Alıntı:
_ _ _
Cehalet, sefalet, felaket
Bana AK Parti Türkiye’sini özetle derseniz en kısa şekilde bu üç kelime ile özetlerim.
Gelin işin cehalet bölümü ile başlayalım: Türkiye’de bilgi durdu. Bilginin durduğunu iki temel veriden anlıyoruz:
1-Ülkemizin ihracatında teknoloji seviyesine bakıyoruz.
AK Parti gelmeden önce sürekli yükselen teknoloji seviyemiz, adeta 2006-2008 yıllarında stop etti. Hatta yüksek teknoloji ürün payımız yüzde 6,0 seviyelerinden yüzde 3,0 seviyelerine geriledi.
Orta-yüksek teknoloji seviyemiz eski trend içerisinde devam etseydi bugün yüzde 60 seviyesine ulaşacaktı. Lakin tam tersine orta-düşük teknoloji seviyemiz hala yüzde 60’larda seyrediyor. Orta-üst teknoloji seviyemiz ise yüzde 40’lara demir atmış durumda.
Cehalet göstergesini sadece teknoloji ile ölçmüyoruz. Geleceğe bakış ölçümü de çok önemli: AK Parti’nin ilk 2 döneminde gençler ve yüksek öğretimliler çok daha memnun ve umutlu idiler. O dönemde alt eğitim ve ileri yaş grupları daha az mutlu ve umutlu idi. Şimdi iş tersine döndü. Sorumuz şu: Üst eğitim grubunun göremediği feraset nedir?
Ülkede teknoloji ve bilim bitince yerini otomatik olarak fakirlik alıyor. Değer artıramazsanız fiyat artırırsınız. Kısaca ülkede bilim ve teknoloji bitince, akıl rafa kaldırılınca sefalet kaçınılmaz son oluyor.
Çok ama çok net söylüyorum: Bu zihniyet sürecinde ülkemizde asla ve asla kalıcı refah artışı olmayacaktır. Hatta çok ama çok net bir şey daha söyleyeyim: Evlatlarımız bizden çok daha karanlık ve sefil bir ülkede yaşayacaklar.
Gelelim işin felaket bölümüne. Aslında felaket bölümü günümüzde insanların dile getirdiği hayat pahalılığı ve geçim derdi değil. Keşke öyle olsaydı diyeceğimiz daha büyük meseleler.
_ _ _
Sağlanan veriler:
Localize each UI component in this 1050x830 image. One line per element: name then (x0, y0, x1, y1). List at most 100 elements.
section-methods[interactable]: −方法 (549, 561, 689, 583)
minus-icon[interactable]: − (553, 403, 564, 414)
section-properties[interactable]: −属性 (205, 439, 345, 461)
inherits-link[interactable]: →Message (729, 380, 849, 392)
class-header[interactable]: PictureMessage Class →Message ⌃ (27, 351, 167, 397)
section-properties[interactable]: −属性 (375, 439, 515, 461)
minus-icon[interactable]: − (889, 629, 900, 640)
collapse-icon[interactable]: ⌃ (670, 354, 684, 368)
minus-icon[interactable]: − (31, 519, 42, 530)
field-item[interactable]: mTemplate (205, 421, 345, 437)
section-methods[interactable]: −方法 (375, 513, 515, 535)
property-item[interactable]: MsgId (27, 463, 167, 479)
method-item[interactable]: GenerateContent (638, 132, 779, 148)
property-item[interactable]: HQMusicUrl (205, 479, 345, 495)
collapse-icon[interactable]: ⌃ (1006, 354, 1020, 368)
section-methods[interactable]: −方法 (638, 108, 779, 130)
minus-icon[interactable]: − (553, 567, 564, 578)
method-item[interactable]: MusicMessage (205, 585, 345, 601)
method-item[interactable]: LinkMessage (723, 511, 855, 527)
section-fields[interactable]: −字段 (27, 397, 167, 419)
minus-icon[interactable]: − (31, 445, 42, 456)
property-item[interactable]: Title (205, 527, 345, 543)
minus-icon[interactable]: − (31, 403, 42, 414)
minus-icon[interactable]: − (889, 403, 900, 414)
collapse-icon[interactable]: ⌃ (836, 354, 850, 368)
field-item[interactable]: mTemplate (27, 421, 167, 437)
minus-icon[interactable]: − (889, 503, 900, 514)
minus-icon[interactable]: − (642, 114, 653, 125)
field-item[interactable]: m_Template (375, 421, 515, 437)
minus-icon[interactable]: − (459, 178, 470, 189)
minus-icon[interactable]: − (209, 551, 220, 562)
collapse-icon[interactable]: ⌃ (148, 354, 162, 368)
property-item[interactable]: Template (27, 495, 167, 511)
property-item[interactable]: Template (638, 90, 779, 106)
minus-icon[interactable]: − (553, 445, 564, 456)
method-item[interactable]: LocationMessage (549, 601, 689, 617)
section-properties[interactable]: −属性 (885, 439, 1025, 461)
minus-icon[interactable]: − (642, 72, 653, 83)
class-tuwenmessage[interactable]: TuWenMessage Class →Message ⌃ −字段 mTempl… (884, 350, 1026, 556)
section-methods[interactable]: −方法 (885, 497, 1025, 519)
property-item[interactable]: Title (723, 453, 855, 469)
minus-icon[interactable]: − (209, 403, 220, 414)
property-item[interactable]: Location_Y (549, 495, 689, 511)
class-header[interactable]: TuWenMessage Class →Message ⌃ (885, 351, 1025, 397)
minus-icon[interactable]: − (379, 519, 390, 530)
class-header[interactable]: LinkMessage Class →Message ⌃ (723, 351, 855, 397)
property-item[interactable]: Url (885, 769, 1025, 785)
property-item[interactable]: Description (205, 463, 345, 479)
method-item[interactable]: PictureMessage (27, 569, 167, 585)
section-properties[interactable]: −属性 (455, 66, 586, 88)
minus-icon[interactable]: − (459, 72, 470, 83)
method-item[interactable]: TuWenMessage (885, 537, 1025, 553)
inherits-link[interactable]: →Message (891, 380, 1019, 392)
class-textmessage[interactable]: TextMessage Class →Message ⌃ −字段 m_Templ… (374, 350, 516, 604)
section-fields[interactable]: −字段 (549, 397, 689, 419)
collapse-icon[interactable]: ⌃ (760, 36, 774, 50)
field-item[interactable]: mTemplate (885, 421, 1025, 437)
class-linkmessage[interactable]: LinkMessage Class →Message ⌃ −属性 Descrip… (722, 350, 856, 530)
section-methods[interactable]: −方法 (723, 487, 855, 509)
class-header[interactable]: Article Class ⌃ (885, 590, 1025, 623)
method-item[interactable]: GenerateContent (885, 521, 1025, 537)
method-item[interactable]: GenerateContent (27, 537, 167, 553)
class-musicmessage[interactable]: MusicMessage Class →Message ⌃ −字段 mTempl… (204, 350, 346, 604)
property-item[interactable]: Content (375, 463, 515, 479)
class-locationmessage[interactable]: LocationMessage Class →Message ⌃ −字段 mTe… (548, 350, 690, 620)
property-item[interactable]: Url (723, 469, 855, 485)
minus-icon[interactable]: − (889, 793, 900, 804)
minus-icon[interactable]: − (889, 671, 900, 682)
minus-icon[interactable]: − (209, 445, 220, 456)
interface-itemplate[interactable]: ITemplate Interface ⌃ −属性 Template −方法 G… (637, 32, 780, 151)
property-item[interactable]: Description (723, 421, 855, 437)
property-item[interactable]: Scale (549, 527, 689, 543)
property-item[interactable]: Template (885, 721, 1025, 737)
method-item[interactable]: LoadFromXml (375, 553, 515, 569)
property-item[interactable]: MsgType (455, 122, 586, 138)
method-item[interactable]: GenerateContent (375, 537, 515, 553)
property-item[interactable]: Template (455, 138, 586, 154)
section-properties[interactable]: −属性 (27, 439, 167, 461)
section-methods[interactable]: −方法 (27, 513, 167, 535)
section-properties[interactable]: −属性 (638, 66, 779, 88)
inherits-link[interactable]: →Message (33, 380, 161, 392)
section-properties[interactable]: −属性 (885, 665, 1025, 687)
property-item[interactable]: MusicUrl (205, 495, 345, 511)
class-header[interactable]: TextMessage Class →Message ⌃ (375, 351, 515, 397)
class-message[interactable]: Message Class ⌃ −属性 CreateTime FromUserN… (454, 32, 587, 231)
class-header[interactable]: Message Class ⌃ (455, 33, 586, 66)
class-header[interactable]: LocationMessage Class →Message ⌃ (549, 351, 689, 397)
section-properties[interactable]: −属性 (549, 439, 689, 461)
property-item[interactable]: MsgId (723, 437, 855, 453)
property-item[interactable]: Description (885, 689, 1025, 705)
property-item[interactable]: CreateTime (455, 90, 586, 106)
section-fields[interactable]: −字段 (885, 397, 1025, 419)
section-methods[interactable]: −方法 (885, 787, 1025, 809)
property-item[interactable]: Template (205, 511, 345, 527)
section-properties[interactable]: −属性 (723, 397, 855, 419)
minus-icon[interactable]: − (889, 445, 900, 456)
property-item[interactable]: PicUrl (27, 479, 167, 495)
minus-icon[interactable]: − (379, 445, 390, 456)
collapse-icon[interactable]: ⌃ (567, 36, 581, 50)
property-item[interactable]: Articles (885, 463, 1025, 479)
_ _ _
Görev 1:
Alıntıya göre yüksek teknoloji ürün payı hangi seviyeden hangi seviyeye gerilemiştir?
Görev 2:
Kayıtların başından "minus-icon[interactable]: − (553, 403, 564, 414)" ifadesini içeren satıra kadar olan satırları, iki uç da dahil olmak üzere, hiç değiştirmeden çıkarın.

Doğru sonuç 1:
Yüzde 6,0 seviyelerinden yüzde 3,0 seviyelerine gerilemiştir.

Doğru sonuç 2:
Localize each UI component in this 1050x830 image. One line per element: name then (x0, y0, x1, y1). List at most 100 elements.
section-methods[interactable]: −方法 (549, 561, 689, 583)
minus-icon[interactable]: − (553, 403, 564, 414)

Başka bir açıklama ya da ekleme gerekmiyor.